§ **Given instruction**
Find each line with the word "本部门不涉及故公开空表" in it, then give the total alone.

=== Supplied entries ===

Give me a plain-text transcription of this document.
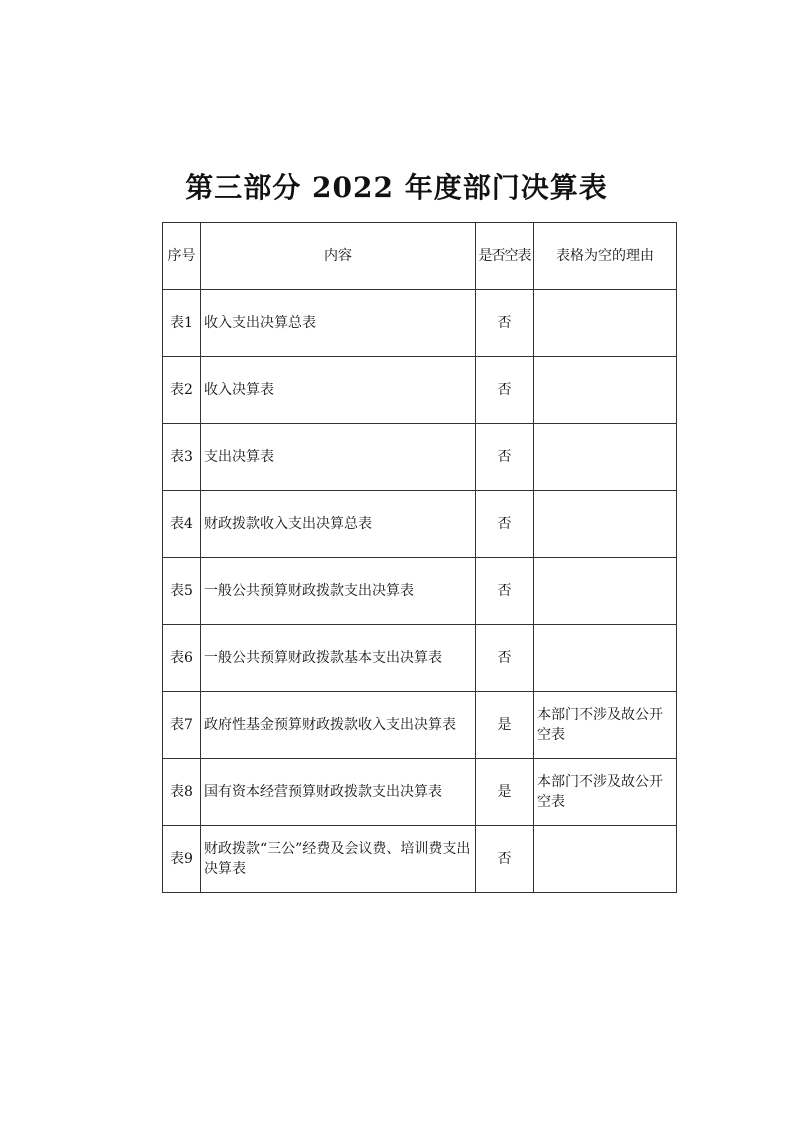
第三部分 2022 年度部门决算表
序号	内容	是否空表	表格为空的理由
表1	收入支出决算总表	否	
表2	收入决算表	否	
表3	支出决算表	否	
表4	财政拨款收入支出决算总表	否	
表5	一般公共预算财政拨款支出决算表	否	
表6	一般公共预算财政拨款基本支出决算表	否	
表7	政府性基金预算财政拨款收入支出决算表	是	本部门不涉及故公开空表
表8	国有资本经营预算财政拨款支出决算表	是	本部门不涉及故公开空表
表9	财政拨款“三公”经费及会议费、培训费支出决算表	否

===

§ **Final result**
2